GOAL => All entries must be extracted exactly, with nothing added or dropped.

Start of DATASET RECORDS

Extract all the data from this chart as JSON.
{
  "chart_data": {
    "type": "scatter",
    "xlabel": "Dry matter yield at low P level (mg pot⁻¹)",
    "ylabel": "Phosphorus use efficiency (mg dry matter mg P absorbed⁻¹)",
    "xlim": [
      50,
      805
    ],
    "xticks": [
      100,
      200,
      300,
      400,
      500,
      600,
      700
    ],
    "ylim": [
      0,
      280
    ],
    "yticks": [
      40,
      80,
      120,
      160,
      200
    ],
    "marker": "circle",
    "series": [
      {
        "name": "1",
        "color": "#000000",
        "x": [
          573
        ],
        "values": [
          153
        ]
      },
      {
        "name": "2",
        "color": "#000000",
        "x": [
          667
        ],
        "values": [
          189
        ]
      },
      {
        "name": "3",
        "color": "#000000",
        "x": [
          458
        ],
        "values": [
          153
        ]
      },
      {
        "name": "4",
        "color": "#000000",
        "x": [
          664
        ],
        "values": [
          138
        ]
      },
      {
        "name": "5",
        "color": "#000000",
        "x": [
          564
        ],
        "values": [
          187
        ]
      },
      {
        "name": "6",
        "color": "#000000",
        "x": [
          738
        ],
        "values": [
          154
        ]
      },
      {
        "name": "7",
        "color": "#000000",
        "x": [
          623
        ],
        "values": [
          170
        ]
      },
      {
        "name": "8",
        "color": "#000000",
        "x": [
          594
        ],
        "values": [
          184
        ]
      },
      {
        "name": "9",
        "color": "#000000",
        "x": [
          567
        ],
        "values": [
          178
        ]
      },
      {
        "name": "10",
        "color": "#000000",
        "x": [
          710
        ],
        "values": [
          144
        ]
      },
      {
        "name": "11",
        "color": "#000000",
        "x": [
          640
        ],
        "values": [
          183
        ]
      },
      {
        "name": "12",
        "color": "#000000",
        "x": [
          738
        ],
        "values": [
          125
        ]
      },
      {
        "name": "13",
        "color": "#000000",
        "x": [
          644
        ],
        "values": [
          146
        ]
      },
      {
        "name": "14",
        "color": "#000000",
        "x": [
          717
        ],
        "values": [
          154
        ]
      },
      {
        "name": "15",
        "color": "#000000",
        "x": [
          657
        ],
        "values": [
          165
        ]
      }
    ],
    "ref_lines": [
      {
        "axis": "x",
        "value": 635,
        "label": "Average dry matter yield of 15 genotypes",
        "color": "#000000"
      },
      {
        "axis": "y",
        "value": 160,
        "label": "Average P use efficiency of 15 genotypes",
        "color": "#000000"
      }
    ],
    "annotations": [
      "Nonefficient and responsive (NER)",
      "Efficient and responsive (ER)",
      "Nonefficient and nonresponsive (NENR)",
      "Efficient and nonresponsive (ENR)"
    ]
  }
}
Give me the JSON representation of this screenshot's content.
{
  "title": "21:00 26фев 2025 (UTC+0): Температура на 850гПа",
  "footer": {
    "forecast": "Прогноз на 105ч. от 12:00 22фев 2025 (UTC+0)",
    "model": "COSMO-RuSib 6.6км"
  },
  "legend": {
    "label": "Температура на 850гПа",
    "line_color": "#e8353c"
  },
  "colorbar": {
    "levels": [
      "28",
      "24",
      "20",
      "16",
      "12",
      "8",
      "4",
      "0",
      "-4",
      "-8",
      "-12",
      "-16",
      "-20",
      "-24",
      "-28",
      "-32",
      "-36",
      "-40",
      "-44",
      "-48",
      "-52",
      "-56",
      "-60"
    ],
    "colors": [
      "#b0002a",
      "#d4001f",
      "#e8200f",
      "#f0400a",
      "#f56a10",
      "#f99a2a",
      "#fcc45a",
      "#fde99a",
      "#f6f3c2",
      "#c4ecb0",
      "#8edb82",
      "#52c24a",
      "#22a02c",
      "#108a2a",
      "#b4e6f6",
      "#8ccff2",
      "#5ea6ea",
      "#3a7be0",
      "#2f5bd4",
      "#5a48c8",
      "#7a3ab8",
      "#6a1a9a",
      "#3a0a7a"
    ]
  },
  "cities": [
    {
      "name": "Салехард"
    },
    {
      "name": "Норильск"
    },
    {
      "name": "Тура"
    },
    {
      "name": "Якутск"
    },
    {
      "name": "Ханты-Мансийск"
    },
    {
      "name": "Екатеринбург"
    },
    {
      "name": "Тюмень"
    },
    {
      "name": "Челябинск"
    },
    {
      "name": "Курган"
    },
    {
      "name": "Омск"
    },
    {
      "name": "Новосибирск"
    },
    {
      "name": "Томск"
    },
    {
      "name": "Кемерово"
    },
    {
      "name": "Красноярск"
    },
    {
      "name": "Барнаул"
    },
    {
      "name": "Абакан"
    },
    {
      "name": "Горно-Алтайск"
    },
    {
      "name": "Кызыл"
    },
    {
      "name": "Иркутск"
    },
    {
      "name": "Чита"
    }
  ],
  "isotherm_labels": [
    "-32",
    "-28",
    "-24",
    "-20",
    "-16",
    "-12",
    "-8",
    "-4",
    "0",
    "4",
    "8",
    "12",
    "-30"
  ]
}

End of DATASET RECORDS

RESPONSE =>
Extract all the data from this chart as JSON.
{
  "chart_data": {
    "type": "scatter",
    "xlabel": "Dry matter yield at low P level (mg pot⁻¹)",
    "ylabel": "Phosphorus use efficiency (mg dry matter mg P absorbed⁻¹)",
    "xlim": [
      50,
      805
    ],
    "xticks": [
      100,
      200,
      300,
      400,
      500,
      600,
      700
    ],
    "ylim": [
      0,
      280
    ],
    "yticks": [
      40,
      80,
      120,
      160,
      200
    ],
    "marker": "circle",
    "series": [
      {
        "name": "1",
        "color": "#000000",
        "x": [
          573
        ],
        "values": [
          153
        ]
      },
      {
        "name": "2",
        "color": "#000000",
        "x": [
          667
        ],
        "values": [
          189
        ]
      },
      {
        "name": "3",
        "color": "#000000",
        "x": [
          458
        ],
        "values": [
          153
        ]
      },
      {
        "name": "4",
        "color": "#000000",
        "x": [
          664
        ],
        "values": [
          138
        ]
      },
      {
        "name": "5",
        "color": "#000000",
        "x": [
          564
        ],
        "values": [
          187
        ]
      },
      {
        "name": "6",
        "color": "#000000",
        "x": [
          738
        ],
        "values": [
          154
        ]
      },
      {
        "name": "7",
        "color": "#000000",
        "x": [
          623
        ],
        "values": [
          170
        ]
      },
      {
        "name": "8",
        "color": "#000000",
        "x": [
          594
        ],
        "values": [
          184
        ]
      },
      {
        "name": "9",
        "color": "#000000",
        "x": [
          567
        ],
        "values": [
          178
        ]
      },
      {
        "name": "10",
        "color": "#000000",
        "x": [
          710
        ],
        "values": [
          144
        ]
      },
      {
        "name": "11",
        "color": "#000000",
        "x": [
          640
        ],
        "values": [
          183
        ]
      },
      {
        "name": "12",
        "color": "#000000",
        "x": [
          738
        ],
        "values": [
          125
        ]
      },
      {
        "name": "13",
        "color": "#000000",
        "x": [
          644
        ],
        "values": [
          146
        ]
      },
      {
        "name": "14",
        "color": "#000000",
        "x": [
          717
        ],
        "values": [
          154
        ]
      },
      {
        "name": "15",
        "color": "#000000",
        "x": [
          657
        ],
        "values": [
          165
        ]
      }
    ],
    "ref_lines": [
      {
        "axis": "x",
        "value": 635,
        "label": "Average dry matter yield of 15 genotypes",
        "color": "#000000"
      },
      {
        "axis": "y",
        "value": 160,
        "label": "Average P use efficiency of 15 genotypes",
        "color": "#000000"
      }
    ],
    "annotations": [
      "Nonefficient and responsive (NER)",
      "Efficient and responsive (ER)",
      "Nonefficient and nonresponsive (NENR)",
      "Efficient and nonresponsive (ENR)"
    ]
  }
}
Give me the JSON representation of this screenshot's content.
{
  "title": "21:00 26фев 2025 (UTC+0): Температура на 850гПа",
  "footer": {
    "forecast": "Прогноз на 105ч. от 12:00 22фев 2025 (UTC+0)",
    "model": "COSMO-RuSib 6.6км"
  },
  "legend": {
    "label": "Температура на 850гПа",
    "line_color": "#e8353c"
  },
  "colorbar": {
    "levels": [
      "28",
      "24",
      "20",
      "16",
      "12",
      "8",
      "4",
      "0",
      "-4",
      "-8",
      "-12",
      "-16",
      "-20",
      "-24",
      "-28",
      "-32",
      "-36",
      "-40",
      "-44",
      "-48",
      "-52",
      "-56",
      "-60"
    ],
    "colors": [
      "#b0002a",
      "#d4001f",
      "#e8200f",
      "#f0400a",
      "#f56a10",
      "#f99a2a",
      "#fcc45a",
      "#fde99a",
      "#f6f3c2",
      "#c4ecb0",
      "#8edb82",
      "#52c24a",
      "#22a02c",
      "#108a2a",
      "#b4e6f6",
      "#8ccff2",
      "#5ea6ea",
      "#3a7be0",
      "#2f5bd4",
      "#5a48c8",
      "#7a3ab8",
      "#6a1a9a",
      "#3a0a7a"
    ]
  },
  "cities": [
    {
      "name": "Салехард"
    },
    {
      "name": "Норильск"
    },
    {
      "name": "Тура"
    },
    {
      "name": "Якутск"
    },
    {
      "name": "Ханты-Мансийск"
    },
    {
      "name": "Екатеринбург"
    },
    {
      "name": "Тюмень"
    },
    {
      "name": "Челябинск"
    },
    {
      "name": "Курган"
    },
    {
      "name": "Омск"
    },
    {
      "name": "Новосибирск"
    },
    {
      "name": "Томск"
    },
    {
      "name": "Кемерово"
    },
    {
      "name": "Красноярск"
    },
    {
      "name": "Барнаул"
    },
    {
      "name": "Абакан"
    },
    {
      "name": "Горно-Алтайск"
    },
    {
      "name": "Кызыл"
    },
    {
      "name": "Иркутск"
    },
    {
      "name": "Чита"
    }
  ],
  "isotherm_labels": [
    "-32",
    "-28",
    "-24",
    "-20",
    "-16",
    "-12",
    "-8",
    "-4",
    "0",
    "4",
    "8",
    "12",
    "-30"
  ]
}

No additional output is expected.